### REQUIREMENTS
Copy out each line of the listing that has the word "name" in it.

Collection entries
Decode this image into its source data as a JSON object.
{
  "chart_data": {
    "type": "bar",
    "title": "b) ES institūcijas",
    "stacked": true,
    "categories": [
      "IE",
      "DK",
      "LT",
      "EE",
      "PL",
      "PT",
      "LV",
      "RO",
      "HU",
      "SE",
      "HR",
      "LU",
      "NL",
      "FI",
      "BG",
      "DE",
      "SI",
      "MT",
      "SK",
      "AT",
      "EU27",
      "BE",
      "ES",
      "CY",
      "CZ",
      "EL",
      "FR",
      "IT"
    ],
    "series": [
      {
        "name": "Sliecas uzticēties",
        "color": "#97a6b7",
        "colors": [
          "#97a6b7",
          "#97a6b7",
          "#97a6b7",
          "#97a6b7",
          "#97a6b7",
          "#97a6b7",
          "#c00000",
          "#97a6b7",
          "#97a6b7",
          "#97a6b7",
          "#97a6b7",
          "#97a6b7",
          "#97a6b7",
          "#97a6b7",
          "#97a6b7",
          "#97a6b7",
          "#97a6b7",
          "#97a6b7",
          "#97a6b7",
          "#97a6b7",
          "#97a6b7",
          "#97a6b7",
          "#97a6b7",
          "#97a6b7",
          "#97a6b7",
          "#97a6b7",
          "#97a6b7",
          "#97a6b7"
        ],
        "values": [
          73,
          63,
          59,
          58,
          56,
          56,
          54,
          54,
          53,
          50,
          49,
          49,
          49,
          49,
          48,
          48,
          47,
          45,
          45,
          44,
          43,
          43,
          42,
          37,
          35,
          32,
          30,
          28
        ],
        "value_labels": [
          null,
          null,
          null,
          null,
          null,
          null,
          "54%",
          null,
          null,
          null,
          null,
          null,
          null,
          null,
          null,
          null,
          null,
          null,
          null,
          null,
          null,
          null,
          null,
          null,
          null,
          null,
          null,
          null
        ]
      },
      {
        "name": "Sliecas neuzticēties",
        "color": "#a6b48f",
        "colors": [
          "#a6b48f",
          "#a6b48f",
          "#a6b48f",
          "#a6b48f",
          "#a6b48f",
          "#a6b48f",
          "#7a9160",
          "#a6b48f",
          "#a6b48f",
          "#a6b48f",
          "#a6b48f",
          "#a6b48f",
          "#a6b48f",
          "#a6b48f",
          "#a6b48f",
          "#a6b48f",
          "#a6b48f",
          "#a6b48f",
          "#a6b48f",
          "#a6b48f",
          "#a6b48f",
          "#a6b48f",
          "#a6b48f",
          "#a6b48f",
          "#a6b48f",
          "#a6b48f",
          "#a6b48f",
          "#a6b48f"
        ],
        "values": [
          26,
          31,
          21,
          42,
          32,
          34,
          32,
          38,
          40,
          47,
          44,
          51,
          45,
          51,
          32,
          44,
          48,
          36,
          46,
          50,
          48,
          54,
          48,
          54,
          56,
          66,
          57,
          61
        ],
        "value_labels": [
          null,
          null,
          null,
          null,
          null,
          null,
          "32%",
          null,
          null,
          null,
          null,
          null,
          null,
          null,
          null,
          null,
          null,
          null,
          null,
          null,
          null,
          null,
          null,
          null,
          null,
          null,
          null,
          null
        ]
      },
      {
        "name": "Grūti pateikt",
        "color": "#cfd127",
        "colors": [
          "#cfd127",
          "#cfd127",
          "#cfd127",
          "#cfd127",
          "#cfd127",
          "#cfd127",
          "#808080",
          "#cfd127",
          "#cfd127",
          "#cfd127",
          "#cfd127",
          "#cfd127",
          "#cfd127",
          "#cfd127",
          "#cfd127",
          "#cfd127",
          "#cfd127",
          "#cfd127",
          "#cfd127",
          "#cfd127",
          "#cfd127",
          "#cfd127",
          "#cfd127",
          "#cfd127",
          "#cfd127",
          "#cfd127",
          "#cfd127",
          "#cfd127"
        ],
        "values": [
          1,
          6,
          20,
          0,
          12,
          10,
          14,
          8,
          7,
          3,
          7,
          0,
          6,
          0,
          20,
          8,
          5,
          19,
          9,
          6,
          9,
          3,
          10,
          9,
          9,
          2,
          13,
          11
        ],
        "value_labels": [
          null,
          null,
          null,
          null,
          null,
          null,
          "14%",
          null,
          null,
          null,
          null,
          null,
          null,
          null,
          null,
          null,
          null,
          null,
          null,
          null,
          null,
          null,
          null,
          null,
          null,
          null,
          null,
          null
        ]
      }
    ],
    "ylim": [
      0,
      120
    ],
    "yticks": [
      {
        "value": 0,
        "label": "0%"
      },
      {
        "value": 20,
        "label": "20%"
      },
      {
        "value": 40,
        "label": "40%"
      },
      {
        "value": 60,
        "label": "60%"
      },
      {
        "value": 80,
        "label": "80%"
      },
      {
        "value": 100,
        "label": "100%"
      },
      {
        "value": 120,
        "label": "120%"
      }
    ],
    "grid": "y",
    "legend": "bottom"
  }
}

### TASK OUTPUT
        "name": "Sliecas uzticēties",
        "name": "Sliecas neuzticēties",
        "name": "Grūti pateikt",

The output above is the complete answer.